- EXERCISE DETAILS: What follows is a listing; restate every line of it word for word.

□ □ □

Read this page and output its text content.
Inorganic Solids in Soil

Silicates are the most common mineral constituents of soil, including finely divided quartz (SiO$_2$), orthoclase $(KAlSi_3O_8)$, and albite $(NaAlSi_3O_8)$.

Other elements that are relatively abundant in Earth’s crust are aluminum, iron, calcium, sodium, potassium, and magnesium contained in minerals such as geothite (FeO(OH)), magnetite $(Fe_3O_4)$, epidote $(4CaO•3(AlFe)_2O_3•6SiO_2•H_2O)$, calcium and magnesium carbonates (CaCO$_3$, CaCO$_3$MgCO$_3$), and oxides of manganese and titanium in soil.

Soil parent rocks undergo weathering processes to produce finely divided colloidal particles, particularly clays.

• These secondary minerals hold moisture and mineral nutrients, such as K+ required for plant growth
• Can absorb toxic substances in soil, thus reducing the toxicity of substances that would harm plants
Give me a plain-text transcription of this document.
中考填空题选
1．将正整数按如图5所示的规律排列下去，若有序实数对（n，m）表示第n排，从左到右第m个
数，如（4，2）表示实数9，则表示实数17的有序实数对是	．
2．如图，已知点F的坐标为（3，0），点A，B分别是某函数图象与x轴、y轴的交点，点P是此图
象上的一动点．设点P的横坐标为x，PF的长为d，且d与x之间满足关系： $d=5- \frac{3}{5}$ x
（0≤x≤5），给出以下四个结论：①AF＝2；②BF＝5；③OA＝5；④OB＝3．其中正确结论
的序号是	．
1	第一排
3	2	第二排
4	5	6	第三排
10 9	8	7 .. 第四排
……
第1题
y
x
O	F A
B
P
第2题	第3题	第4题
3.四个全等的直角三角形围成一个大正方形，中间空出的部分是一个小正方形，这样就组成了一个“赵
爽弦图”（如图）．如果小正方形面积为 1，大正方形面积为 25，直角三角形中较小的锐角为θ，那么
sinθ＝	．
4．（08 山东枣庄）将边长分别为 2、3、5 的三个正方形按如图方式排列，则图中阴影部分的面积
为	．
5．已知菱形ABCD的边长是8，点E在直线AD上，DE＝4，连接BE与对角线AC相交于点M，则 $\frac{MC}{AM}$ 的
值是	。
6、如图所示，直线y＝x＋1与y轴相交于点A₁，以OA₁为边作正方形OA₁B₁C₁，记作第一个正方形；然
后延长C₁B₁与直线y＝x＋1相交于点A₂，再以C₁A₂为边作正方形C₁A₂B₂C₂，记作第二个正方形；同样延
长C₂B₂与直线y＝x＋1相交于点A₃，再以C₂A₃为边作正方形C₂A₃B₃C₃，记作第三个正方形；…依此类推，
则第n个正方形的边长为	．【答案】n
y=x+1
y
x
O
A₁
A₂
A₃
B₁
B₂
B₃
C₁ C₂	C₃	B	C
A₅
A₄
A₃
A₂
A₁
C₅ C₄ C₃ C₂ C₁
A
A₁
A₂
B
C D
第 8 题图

□ □ □

- RESPONSE BELOW:
Read this page and output its text content.
Inorganic Solids in Soil

Silicates are the most common mineral constituents of soil, including finely divided quartz (SiO$_2$), orthoclase $(KAlSi_3O_8)$, and albite $(NaAlSi_3O_8)$.

Other elements that are relatively abundant in Earth’s crust are aluminum, iron, calcium, sodium, potassium, and magnesium contained in minerals such as geothite (FeO(OH)), magnetite $(Fe_3O_4)$, epidote $(4CaO•3(AlFe)_2O_3•6SiO_2•H_2O)$, calcium and magnesium carbonates (CaCO$_3$, CaCO$_3$MgCO$_3$), and oxides of manganese and titanium in soil.

Soil parent rocks undergo weathering processes to produce finely divided colloidal particles, particularly clays.

• These secondary minerals hold moisture and mineral nutrients, such as K+ required for plant growth
• Can absorb toxic substances in soil, thus reducing the toxicity of substances that would harm plants
Give me a plain-text transcription of this document.
中考填空题选
1．将正整数按如图5所示的规律排列下去，若有序实数对（n，m）表示第n排，从左到右第m个
数，如（4，2）表示实数9，则表示实数17的有序实数对是	．
2．如图，已知点F的坐标为（3，0），点A，B分别是某函数图象与x轴、y轴的交点，点P是此图
象上的一动点．设点P的横坐标为x，PF的长为d，且d与x之间满足关系： $d=5- \frac{3}{5}$ x
（0≤x≤5），给出以下四个结论：①AF＝2；②BF＝5；③OA＝5；④OB＝3．其中正确结论
的序号是	．
1	第一排
3	2	第二排
4	5	6	第三排
10 9	8	7 .. 第四排
……
第1题
y
x
O	F A
B
P
第2题	第3题	第4题
3.四个全等的直角三角形围成一个大正方形，中间空出的部分是一个小正方形，这样就组成了一个“赵
爽弦图”（如图）．如果小正方形面积为 1，大正方形面积为 25，直角三角形中较小的锐角为θ，那么
sinθ＝	．
4．（08 山东枣庄）将边长分别为 2、3、5 的三个正方形按如图方式排列，则图中阴影部分的面积
为	．
5．已知菱形ABCD的边长是8，点E在直线AD上，DE＝4，连接BE与对角线AC相交于点M，则 $\frac{MC}{AM}$ 的
值是	。
6、如图所示，直线y＝x＋1与y轴相交于点A₁，以OA₁为边作正方形OA₁B₁C₁，记作第一个正方形；然
后延长C₁B₁与直线y＝x＋1相交于点A₂，再以C₁A₂为边作正方形C₁A₂B₂C₂，记作第二个正方形；同样延
长C₂B₂与直线y＝x＋1相交于点A₃，再以C₂A₃为边作正方形C₂A₃B₃C₃，记作第三个正方形；…依此类推，
则第n个正方形的边长为	．【答案】n
y=x+1
y
x
O
A₁
A₂
A₃
B₁
B₂
B₃
C₁ C₂	C₃	B	C
A₅
A₄
A₃
A₂
A₁
C₅ C₄ C₃ C₂ C₁
A
A₁
A₂
B
C D
第 8 题图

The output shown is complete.